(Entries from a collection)

────────────────

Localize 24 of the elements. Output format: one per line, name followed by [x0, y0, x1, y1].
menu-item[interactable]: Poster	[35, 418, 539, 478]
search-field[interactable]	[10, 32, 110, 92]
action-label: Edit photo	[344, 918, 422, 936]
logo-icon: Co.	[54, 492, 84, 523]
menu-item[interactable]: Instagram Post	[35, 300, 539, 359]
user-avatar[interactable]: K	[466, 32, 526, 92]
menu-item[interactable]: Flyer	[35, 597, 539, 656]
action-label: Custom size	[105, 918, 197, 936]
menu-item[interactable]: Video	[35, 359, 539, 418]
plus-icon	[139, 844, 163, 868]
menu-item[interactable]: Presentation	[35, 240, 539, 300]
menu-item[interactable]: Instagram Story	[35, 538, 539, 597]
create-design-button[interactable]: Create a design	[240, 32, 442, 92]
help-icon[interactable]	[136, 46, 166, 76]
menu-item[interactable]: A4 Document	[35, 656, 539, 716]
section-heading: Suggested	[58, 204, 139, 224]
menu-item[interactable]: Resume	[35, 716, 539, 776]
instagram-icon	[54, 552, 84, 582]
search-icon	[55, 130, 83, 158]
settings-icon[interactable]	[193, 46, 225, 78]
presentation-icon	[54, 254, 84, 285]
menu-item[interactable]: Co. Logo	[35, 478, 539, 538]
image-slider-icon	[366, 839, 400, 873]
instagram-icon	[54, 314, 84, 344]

────────────────

**The task**
Copy out every line of the material above word for word.

**Result**
Localize 24 of the elements. Output format: one per line, name followed by [x0, y0, x1, y1].
menu-item[interactable]: Poster	[35, 418, 539, 478]
search-field[interactable]	[10, 32, 110, 92]
action-label: Edit photo	[344, 918, 422, 936]
logo-icon: Co.	[54, 492, 84, 523]
menu-item[interactable]: Instagram Post	[35, 300, 539, 359]
user-avatar[interactable]: K	[466, 32, 526, 92]
menu-item[interactable]: Flyer	[35, 597, 539, 656]
action-label: Custom size	[105, 918, 197, 936]
menu-item[interactable]: Video	[35, 359, 539, 418]
plus-icon	[139, 844, 163, 868]
menu-item[interactable]: Presentation	[35, 240, 539, 300]
menu-item[interactable]: Instagram Story	[35, 538, 539, 597]
create-design-button[interactable]: Create a design	[240, 32, 442, 92]
help-icon[interactable]	[136, 46, 166, 76]
menu-item[interactable]: A4 Document	[35, 656, 539, 716]
section-heading: Suggested	[58, 204, 139, 224]
menu-item[interactable]: Resume	[35, 716, 539, 776]
instagram-icon	[54, 552, 84, 582]
search-icon	[55, 130, 83, 158]
settings-icon[interactable]	[193, 46, 225, 78]
presentation-icon	[54, 254, 84, 285]
menu-item[interactable]: Co. Logo	[35, 478, 539, 538]
image-slider-icon	[366, 839, 400, 873]
instagram-icon	[54, 314, 84, 344]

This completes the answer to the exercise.